— Start of Extracted records —

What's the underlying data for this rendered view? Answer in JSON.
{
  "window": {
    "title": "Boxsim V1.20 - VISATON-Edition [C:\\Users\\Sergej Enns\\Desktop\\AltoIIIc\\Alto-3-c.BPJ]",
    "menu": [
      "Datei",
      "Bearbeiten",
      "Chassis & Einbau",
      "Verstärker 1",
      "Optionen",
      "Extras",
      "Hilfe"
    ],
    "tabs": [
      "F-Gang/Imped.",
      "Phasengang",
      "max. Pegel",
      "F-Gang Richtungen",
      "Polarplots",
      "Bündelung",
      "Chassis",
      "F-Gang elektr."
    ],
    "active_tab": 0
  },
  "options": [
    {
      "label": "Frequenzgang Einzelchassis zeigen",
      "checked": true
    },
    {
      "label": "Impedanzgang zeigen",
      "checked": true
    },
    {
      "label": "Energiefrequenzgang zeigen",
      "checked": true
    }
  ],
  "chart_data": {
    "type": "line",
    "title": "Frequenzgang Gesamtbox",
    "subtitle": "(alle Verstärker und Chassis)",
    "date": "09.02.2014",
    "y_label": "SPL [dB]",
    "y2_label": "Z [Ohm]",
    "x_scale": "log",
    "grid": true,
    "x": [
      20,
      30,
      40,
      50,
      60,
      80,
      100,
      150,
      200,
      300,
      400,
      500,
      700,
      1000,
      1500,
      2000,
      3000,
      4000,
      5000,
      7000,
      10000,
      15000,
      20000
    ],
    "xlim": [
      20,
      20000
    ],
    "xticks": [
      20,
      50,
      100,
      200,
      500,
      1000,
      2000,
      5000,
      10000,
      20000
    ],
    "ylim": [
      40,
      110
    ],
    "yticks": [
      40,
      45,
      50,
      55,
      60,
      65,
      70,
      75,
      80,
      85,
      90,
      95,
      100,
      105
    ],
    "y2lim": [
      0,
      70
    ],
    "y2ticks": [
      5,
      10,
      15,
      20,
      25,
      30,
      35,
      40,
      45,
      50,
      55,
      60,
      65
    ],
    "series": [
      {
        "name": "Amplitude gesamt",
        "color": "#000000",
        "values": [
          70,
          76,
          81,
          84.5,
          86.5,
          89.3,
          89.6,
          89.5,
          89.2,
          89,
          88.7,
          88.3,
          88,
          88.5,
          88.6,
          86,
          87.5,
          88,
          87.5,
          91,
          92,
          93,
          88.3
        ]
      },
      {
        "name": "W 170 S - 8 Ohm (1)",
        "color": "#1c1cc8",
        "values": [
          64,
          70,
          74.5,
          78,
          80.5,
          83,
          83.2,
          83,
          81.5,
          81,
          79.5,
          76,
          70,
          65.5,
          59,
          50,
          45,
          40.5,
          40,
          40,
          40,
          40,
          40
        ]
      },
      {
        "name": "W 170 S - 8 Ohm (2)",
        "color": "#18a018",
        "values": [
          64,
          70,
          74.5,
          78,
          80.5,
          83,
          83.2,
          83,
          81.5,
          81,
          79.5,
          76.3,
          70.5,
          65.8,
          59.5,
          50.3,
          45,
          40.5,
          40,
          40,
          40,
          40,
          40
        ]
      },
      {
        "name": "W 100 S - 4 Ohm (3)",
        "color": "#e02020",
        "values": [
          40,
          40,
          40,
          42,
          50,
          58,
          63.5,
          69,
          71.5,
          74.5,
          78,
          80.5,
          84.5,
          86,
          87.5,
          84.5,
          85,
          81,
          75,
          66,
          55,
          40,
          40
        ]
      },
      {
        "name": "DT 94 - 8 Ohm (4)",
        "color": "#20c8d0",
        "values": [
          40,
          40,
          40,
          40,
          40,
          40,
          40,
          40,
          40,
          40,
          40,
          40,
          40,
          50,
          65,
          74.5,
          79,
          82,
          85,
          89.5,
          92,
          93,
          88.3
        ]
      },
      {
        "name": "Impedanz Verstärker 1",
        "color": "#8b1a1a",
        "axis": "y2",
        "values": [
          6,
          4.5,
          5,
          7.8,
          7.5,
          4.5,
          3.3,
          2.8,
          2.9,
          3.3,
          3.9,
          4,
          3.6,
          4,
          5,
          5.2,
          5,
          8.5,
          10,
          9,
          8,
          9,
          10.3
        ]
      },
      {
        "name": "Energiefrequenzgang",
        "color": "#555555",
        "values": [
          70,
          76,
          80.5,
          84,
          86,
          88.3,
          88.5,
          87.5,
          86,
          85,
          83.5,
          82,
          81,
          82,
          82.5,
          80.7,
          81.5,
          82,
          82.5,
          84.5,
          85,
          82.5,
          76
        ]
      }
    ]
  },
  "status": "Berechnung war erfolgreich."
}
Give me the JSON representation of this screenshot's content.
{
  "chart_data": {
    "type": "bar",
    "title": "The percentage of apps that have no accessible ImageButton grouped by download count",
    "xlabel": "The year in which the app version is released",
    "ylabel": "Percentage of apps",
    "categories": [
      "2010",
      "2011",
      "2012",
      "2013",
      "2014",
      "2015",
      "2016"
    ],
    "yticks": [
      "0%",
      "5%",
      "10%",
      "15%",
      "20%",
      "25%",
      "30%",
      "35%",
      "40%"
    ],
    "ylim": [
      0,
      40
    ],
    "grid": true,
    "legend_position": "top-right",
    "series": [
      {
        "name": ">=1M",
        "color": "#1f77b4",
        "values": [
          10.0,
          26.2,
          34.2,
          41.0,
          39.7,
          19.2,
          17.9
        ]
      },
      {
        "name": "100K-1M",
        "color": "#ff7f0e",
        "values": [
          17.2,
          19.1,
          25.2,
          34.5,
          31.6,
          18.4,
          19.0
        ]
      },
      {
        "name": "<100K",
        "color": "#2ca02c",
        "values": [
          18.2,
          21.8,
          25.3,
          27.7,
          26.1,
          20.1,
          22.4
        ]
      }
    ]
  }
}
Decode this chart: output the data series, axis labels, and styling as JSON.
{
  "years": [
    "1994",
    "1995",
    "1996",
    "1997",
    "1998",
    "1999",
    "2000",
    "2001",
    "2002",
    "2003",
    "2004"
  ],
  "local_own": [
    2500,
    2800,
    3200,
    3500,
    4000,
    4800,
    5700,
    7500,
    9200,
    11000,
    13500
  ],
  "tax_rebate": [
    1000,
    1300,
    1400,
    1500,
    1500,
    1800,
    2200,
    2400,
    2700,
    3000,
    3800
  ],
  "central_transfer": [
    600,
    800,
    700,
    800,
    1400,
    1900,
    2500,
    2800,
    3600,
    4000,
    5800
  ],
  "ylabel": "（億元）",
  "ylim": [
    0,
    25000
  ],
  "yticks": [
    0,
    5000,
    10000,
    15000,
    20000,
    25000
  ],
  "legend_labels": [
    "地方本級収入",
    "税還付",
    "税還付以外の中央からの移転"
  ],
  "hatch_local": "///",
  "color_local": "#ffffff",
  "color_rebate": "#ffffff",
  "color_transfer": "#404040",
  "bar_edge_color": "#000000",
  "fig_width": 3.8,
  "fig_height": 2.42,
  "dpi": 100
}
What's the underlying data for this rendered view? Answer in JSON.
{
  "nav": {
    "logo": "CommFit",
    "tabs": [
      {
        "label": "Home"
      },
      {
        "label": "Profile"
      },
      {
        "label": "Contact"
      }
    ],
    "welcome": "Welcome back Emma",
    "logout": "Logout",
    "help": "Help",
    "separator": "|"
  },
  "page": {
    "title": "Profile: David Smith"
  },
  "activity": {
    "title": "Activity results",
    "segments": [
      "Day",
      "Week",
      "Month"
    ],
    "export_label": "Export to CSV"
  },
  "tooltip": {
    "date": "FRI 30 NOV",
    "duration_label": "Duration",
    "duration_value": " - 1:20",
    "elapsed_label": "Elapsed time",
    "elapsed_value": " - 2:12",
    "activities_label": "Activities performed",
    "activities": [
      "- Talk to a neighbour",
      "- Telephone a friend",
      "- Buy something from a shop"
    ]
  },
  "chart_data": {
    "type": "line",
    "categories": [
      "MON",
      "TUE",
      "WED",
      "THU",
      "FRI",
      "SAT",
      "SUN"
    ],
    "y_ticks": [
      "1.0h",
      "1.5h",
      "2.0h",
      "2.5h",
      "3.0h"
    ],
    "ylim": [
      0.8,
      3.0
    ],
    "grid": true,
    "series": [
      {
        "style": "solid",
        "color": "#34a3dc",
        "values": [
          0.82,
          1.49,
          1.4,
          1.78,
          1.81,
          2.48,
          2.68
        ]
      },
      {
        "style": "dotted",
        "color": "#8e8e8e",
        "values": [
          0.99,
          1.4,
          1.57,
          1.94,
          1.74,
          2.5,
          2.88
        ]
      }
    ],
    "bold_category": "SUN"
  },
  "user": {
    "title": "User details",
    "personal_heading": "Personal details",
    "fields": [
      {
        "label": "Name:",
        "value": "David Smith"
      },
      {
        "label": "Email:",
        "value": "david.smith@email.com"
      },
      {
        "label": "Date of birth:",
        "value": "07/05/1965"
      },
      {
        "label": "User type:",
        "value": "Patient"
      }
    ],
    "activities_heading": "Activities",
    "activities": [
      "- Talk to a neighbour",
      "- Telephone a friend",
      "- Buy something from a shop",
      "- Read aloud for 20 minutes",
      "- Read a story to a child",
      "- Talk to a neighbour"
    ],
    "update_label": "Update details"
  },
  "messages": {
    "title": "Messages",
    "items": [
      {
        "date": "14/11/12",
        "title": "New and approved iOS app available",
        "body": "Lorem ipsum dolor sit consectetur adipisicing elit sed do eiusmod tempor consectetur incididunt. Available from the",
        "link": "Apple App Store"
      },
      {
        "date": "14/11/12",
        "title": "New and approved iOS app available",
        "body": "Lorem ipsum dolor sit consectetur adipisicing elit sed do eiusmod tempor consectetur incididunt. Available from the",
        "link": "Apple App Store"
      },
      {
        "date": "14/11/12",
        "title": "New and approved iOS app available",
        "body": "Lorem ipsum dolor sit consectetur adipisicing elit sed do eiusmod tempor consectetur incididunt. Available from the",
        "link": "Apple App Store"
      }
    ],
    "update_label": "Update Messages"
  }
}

— End of Extracted records —

### [Your instructions]
Pull out each line of the records holding the string "Update".

### [Answer]
    "update_label": "Update details"
    "update_label": "Update Messages"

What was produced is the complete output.